DATASET EXCERPTS:
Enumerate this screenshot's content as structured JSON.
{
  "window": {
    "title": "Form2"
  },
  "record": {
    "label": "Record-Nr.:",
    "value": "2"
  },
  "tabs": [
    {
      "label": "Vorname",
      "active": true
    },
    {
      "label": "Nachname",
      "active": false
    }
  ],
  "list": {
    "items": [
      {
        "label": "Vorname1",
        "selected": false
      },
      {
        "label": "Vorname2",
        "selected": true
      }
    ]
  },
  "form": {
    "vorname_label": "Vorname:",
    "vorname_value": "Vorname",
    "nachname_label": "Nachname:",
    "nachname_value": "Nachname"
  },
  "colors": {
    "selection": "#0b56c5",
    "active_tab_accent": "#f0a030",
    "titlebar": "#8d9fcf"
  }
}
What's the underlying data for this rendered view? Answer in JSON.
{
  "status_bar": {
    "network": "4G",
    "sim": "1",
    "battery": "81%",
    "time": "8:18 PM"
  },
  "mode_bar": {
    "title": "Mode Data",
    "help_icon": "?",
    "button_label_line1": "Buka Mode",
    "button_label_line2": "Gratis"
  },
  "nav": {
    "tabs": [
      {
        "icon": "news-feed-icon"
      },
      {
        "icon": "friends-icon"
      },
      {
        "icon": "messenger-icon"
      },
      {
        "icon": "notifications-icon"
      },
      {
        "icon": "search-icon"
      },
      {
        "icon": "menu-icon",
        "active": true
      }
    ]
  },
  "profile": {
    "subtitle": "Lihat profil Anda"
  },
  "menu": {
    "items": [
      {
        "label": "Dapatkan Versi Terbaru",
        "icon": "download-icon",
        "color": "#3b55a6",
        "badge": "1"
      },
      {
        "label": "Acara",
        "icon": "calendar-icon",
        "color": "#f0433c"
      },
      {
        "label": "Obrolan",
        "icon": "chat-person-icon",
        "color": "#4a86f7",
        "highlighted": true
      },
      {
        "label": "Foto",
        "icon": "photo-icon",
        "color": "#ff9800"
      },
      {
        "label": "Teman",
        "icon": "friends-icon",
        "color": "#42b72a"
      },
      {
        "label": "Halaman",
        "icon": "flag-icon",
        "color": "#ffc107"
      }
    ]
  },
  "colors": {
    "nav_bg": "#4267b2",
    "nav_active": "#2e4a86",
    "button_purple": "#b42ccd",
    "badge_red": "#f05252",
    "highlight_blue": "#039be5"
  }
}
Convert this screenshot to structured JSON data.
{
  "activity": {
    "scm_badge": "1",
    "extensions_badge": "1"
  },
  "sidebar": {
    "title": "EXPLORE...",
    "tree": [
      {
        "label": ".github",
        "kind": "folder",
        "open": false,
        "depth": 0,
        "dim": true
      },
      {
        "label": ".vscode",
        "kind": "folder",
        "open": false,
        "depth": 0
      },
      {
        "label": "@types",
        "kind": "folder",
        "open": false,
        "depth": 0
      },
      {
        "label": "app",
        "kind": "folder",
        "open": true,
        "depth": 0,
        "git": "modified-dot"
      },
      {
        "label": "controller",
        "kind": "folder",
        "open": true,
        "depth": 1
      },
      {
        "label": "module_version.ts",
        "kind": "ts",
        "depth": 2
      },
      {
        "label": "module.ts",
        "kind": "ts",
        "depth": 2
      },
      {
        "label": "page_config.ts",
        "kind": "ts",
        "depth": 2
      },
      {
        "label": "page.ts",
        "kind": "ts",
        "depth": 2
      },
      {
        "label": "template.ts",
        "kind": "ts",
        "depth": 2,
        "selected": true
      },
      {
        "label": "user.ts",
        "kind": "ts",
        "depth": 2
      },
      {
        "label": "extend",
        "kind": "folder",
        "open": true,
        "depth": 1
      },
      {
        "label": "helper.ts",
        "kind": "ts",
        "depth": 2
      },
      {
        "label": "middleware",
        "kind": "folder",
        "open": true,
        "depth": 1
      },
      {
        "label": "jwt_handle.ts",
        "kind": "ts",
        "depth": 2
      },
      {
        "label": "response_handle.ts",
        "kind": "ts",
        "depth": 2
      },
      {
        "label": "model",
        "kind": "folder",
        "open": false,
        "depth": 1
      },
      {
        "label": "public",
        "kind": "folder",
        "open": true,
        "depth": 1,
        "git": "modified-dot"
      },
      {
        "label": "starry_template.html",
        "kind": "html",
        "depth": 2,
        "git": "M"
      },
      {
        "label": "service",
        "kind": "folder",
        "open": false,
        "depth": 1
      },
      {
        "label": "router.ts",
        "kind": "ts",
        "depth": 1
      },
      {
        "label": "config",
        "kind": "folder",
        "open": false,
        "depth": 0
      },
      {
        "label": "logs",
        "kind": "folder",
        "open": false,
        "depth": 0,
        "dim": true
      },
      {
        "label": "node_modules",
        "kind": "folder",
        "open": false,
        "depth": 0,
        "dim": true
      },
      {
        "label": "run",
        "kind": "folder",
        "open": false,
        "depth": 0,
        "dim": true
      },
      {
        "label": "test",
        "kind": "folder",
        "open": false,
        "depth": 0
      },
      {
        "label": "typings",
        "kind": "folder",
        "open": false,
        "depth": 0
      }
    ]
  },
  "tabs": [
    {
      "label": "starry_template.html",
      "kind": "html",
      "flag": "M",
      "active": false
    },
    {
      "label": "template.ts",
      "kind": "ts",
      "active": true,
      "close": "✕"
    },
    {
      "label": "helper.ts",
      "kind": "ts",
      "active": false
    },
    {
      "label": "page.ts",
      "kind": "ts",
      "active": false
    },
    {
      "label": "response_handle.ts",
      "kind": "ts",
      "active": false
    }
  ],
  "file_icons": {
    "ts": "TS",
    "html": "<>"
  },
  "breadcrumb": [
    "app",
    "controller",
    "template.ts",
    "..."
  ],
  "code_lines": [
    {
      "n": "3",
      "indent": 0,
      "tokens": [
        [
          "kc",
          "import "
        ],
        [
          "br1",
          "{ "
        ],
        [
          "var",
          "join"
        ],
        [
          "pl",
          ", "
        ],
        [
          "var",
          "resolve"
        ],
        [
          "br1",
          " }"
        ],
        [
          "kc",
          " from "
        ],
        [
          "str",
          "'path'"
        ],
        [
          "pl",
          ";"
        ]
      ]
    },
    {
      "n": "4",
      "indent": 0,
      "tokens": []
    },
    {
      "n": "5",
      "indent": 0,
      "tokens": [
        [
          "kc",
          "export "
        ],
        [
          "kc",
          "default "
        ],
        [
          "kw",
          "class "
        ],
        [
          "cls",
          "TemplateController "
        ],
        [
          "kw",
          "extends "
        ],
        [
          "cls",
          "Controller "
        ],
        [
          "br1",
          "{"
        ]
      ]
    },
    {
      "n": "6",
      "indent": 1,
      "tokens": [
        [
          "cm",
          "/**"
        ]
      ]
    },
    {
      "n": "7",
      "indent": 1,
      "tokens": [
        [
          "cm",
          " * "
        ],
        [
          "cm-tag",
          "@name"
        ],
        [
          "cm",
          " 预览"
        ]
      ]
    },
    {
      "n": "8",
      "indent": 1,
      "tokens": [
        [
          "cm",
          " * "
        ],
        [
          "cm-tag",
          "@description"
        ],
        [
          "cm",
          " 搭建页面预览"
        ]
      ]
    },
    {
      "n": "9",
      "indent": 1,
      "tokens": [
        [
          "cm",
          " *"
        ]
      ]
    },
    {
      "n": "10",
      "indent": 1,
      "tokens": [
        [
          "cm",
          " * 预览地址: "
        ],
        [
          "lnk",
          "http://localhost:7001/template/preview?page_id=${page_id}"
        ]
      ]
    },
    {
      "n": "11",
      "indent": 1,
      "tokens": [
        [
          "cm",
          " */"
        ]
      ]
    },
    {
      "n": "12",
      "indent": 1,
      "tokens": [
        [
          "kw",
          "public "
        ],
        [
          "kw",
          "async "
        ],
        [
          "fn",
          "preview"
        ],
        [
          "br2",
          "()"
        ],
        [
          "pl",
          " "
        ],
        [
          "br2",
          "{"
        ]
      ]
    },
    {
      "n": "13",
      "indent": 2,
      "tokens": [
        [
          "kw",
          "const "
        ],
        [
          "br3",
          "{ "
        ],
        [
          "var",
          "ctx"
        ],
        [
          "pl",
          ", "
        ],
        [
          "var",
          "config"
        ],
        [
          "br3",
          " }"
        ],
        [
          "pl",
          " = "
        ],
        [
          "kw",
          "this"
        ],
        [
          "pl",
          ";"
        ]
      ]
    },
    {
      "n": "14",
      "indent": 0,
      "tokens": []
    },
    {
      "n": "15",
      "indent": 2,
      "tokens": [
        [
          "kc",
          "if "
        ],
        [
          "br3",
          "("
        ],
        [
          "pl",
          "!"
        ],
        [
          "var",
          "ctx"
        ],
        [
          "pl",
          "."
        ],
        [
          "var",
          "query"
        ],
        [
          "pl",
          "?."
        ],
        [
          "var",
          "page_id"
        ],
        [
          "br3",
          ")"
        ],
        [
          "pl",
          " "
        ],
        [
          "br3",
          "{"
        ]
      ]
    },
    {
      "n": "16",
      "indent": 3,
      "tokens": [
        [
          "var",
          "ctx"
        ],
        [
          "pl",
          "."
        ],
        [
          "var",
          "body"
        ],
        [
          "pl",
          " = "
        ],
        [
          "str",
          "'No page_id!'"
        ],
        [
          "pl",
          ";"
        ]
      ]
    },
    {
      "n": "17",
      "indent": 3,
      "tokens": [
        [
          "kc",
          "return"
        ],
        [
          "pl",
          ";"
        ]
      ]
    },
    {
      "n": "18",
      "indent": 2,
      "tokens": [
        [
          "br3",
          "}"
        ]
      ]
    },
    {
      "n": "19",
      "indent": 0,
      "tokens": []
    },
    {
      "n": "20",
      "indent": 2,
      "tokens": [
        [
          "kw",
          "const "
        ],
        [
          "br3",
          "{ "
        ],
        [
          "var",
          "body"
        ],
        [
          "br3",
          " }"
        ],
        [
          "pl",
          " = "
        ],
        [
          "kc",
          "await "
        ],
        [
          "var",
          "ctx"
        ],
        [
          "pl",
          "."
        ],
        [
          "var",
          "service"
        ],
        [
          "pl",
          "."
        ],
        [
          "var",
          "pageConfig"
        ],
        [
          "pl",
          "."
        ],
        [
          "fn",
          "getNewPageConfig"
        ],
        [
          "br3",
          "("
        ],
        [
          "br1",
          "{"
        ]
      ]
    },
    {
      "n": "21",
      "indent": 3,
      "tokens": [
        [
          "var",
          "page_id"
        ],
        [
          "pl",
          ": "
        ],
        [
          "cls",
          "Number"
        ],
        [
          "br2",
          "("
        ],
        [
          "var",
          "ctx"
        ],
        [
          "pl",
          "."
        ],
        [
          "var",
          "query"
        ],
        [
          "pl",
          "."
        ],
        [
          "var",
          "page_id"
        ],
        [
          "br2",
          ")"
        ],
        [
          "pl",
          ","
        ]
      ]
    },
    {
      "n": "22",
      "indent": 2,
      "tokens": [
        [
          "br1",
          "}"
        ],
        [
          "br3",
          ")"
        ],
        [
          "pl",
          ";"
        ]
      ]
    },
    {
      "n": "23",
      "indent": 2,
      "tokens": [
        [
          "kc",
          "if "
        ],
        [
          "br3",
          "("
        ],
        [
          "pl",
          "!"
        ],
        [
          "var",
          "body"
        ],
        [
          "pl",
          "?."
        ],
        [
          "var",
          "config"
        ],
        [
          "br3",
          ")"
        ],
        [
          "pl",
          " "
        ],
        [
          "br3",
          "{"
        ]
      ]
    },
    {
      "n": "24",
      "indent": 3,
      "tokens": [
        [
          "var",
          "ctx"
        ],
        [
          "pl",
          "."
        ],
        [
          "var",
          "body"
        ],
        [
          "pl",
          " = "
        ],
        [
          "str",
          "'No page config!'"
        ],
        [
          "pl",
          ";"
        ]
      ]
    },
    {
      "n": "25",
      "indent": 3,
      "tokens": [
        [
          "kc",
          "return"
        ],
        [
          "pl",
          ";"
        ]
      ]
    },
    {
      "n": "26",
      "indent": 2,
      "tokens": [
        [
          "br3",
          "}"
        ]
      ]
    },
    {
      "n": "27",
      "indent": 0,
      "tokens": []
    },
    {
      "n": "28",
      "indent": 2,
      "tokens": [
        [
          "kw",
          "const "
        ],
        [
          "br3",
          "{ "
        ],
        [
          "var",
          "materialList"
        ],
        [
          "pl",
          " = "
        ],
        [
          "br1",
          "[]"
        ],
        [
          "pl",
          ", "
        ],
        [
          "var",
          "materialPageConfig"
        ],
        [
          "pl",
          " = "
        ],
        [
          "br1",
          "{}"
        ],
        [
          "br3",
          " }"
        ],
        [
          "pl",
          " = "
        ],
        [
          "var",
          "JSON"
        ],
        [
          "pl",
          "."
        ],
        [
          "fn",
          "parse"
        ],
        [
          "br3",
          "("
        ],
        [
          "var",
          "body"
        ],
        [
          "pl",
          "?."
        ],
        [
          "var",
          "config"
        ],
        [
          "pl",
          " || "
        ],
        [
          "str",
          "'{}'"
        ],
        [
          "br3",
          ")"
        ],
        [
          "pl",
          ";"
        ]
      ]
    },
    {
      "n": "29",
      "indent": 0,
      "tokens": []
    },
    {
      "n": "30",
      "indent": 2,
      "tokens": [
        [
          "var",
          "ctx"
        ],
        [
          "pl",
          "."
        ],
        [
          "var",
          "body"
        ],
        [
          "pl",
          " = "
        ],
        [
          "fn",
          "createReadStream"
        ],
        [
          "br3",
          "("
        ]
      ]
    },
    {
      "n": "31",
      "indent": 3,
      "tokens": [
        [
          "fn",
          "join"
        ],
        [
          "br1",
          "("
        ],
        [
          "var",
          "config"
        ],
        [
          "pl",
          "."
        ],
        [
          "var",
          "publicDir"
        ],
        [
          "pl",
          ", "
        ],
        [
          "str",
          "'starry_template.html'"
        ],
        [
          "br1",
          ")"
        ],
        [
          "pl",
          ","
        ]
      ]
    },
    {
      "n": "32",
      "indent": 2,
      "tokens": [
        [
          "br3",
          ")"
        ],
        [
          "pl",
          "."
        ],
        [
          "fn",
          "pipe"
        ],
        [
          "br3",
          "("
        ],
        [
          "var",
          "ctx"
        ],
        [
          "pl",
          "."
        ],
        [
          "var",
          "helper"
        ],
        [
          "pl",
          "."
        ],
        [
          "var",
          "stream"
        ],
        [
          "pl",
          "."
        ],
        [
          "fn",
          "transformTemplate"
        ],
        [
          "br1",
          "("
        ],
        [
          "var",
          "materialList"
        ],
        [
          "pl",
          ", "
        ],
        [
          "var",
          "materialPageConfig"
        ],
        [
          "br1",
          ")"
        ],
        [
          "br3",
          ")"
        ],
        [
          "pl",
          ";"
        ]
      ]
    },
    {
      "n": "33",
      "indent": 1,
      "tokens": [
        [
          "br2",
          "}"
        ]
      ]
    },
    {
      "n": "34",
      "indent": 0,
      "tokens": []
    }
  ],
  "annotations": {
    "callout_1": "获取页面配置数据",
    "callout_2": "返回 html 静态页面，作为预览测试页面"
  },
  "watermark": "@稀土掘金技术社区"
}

EXERCISE: From the data, list each line in which the string "helper" appears.

SOLUTION:
        "label": "helper.ts",
      "label": "helper.ts",
          "helper"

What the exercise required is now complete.